___ Raw records ___

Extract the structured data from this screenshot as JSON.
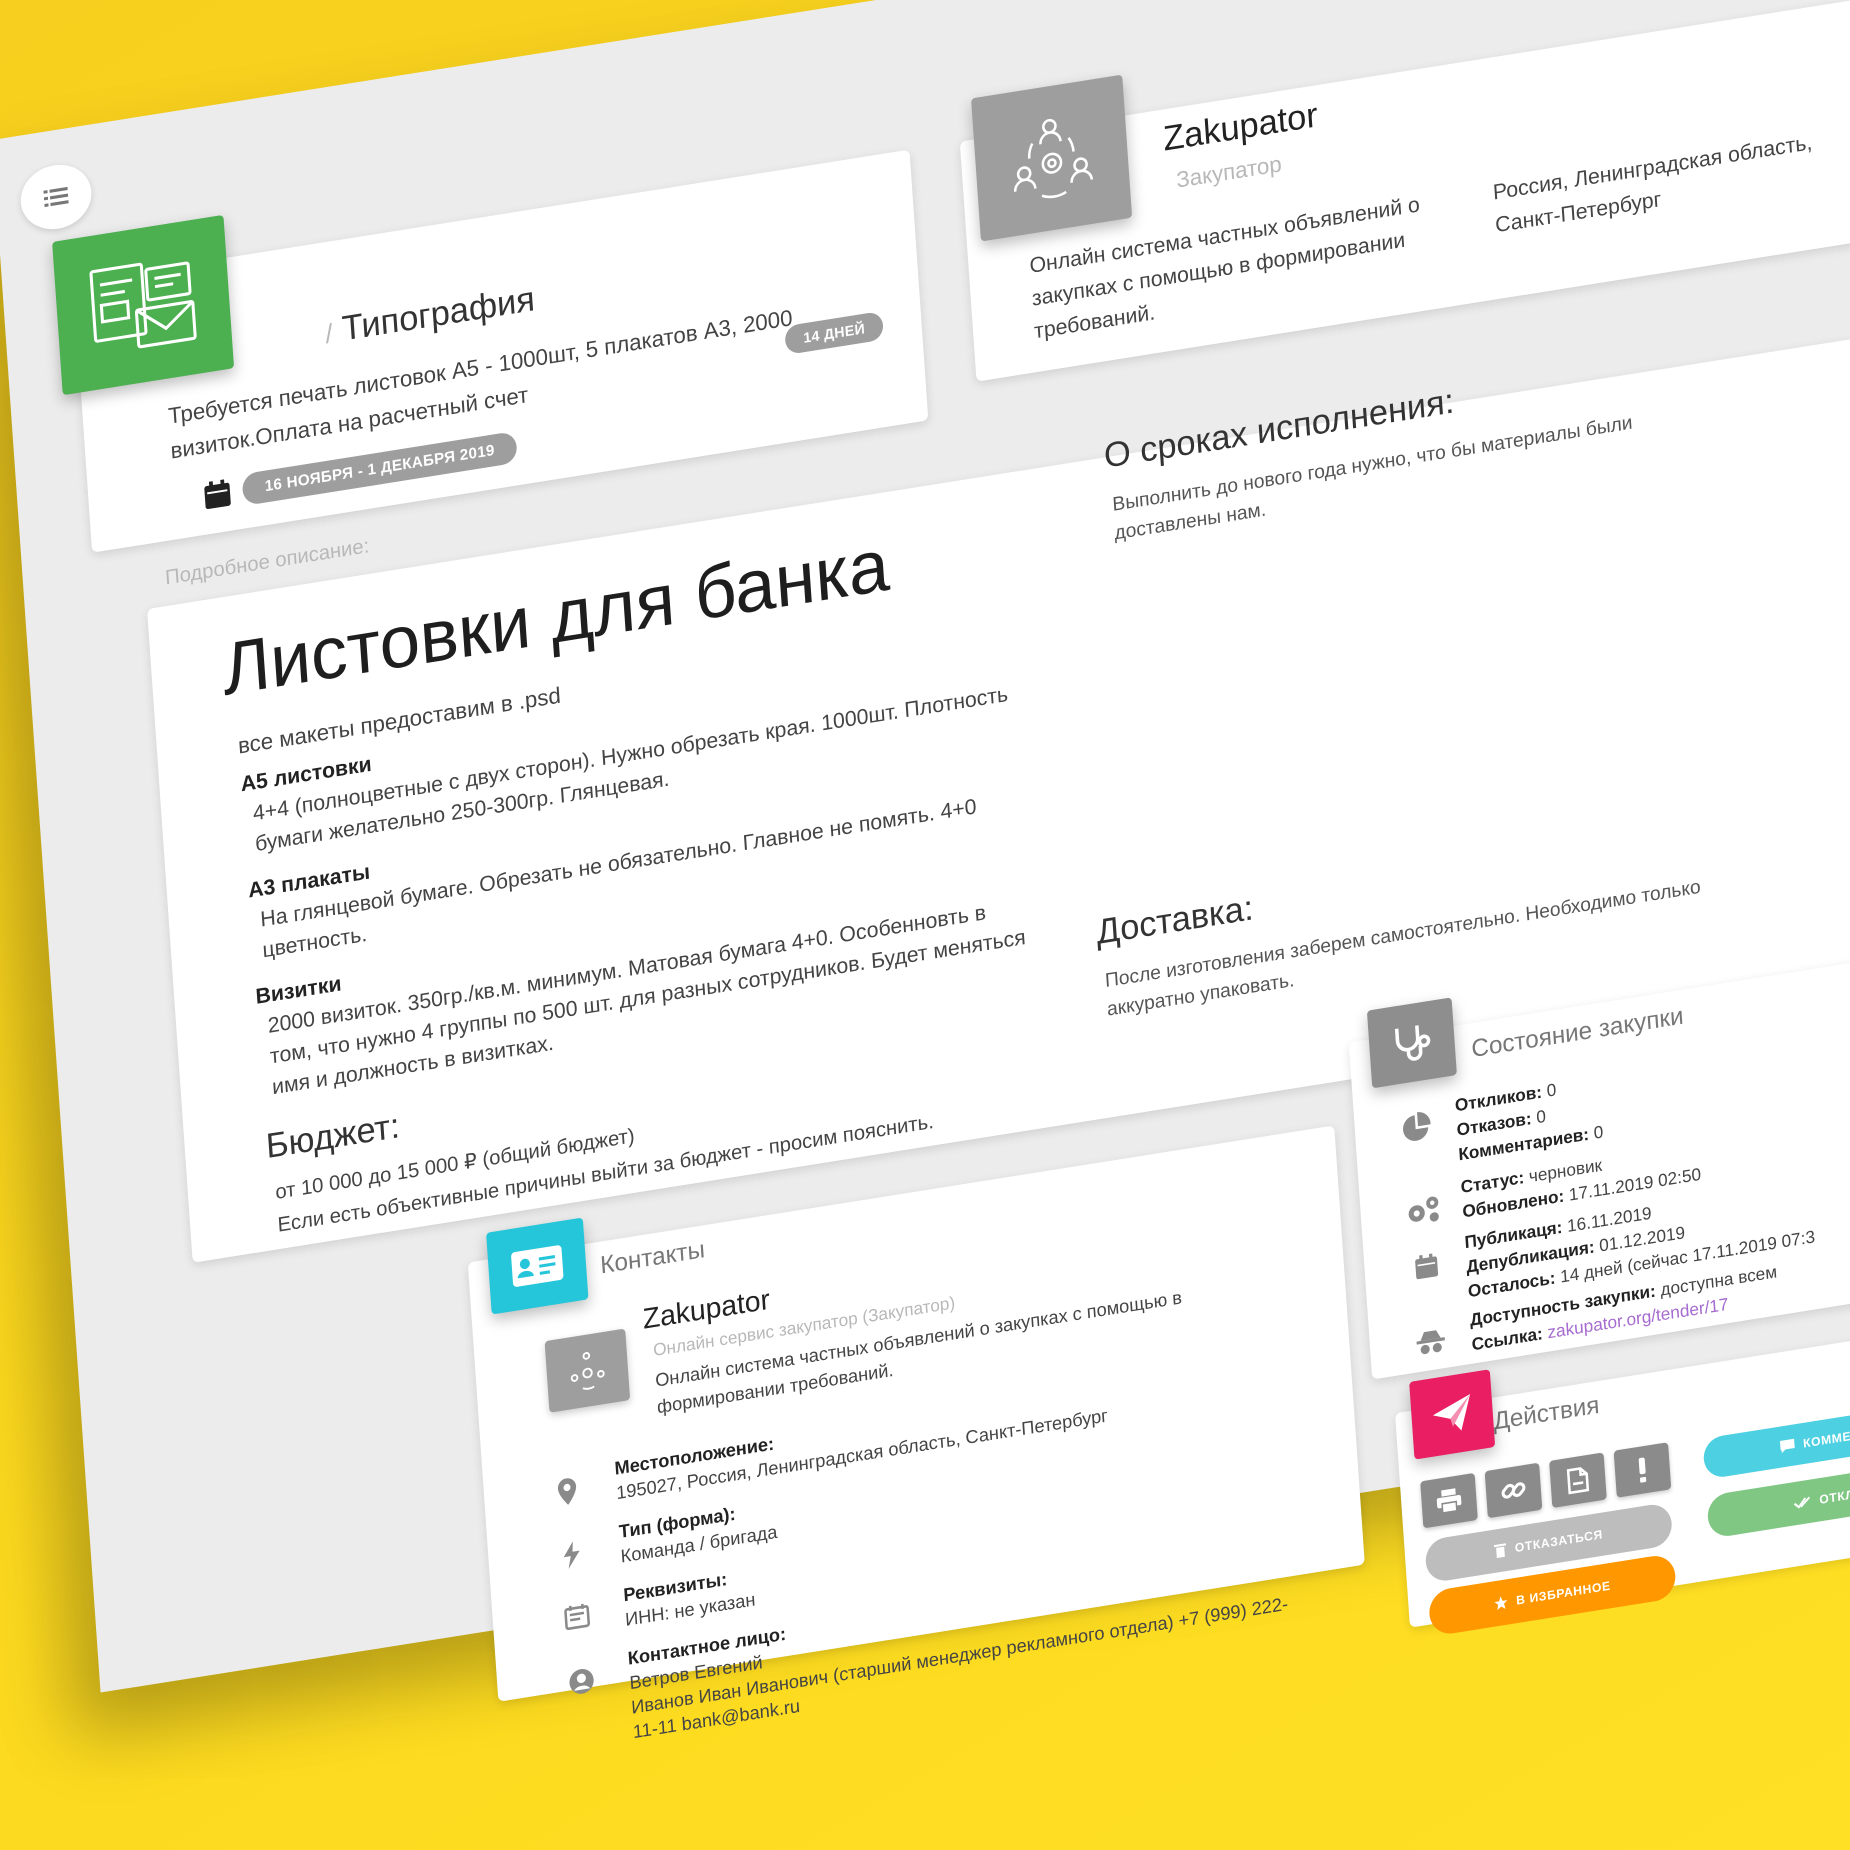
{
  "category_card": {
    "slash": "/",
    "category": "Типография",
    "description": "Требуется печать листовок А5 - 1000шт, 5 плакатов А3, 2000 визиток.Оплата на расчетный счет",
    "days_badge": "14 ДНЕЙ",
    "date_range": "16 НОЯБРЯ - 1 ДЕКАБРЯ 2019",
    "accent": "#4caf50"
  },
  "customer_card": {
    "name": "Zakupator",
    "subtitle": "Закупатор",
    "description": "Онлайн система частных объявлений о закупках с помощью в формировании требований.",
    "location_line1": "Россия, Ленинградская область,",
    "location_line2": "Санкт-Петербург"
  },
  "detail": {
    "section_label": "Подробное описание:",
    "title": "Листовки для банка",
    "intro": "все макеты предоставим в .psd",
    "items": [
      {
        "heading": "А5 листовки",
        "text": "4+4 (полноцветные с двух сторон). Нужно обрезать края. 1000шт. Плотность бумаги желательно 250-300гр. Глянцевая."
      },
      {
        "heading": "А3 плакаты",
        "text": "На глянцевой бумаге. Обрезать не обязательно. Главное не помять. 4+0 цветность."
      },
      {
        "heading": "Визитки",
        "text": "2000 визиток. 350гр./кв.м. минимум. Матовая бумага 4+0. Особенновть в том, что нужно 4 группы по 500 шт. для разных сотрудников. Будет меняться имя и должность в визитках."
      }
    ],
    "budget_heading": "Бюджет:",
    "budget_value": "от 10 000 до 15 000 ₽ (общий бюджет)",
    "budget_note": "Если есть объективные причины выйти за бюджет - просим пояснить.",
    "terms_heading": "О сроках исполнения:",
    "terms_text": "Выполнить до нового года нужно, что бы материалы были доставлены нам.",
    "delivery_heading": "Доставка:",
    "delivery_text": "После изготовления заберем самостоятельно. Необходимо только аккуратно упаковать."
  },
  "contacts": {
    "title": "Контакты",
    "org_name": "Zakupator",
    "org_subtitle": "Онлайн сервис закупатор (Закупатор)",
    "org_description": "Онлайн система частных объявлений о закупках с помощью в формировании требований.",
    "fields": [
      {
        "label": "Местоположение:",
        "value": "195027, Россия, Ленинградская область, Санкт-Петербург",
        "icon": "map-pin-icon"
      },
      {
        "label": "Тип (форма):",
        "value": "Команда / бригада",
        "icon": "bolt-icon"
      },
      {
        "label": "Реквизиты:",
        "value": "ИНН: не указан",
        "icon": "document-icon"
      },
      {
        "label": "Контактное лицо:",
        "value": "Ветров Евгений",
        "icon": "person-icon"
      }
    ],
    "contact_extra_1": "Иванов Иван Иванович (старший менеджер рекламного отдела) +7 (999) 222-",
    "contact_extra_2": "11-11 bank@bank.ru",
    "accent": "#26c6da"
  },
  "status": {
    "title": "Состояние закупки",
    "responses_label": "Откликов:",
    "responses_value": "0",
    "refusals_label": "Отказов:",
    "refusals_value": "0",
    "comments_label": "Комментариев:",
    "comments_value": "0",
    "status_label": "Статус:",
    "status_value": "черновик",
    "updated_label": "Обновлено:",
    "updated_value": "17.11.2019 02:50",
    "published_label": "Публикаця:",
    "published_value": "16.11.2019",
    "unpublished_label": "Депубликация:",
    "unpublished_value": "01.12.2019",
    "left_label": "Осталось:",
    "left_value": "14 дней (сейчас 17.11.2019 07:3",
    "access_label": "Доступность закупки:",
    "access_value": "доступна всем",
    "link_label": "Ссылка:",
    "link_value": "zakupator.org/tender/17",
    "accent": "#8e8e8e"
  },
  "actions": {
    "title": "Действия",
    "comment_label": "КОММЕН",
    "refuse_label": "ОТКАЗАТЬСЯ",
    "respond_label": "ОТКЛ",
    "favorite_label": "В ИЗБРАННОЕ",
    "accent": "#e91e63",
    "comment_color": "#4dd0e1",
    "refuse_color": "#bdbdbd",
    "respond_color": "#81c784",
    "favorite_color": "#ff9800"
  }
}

___
___ Raw records ___

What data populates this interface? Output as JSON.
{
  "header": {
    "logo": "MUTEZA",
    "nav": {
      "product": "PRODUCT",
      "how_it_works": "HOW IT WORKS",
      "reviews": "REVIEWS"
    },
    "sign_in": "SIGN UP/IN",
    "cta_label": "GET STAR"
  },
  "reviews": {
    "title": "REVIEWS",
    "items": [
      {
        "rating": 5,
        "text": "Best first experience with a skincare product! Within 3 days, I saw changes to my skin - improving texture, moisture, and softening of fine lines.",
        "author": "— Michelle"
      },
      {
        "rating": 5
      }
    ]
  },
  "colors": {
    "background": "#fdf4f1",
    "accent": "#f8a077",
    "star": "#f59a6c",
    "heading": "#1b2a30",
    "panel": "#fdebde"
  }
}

___

Pull out every line in the data above that has the word "Петербург".

**Correct answer**
    "location_line2": "Санкт-Петербург"
        "value": "195027, Россия, Ленинградская область, Санкт-Петербург",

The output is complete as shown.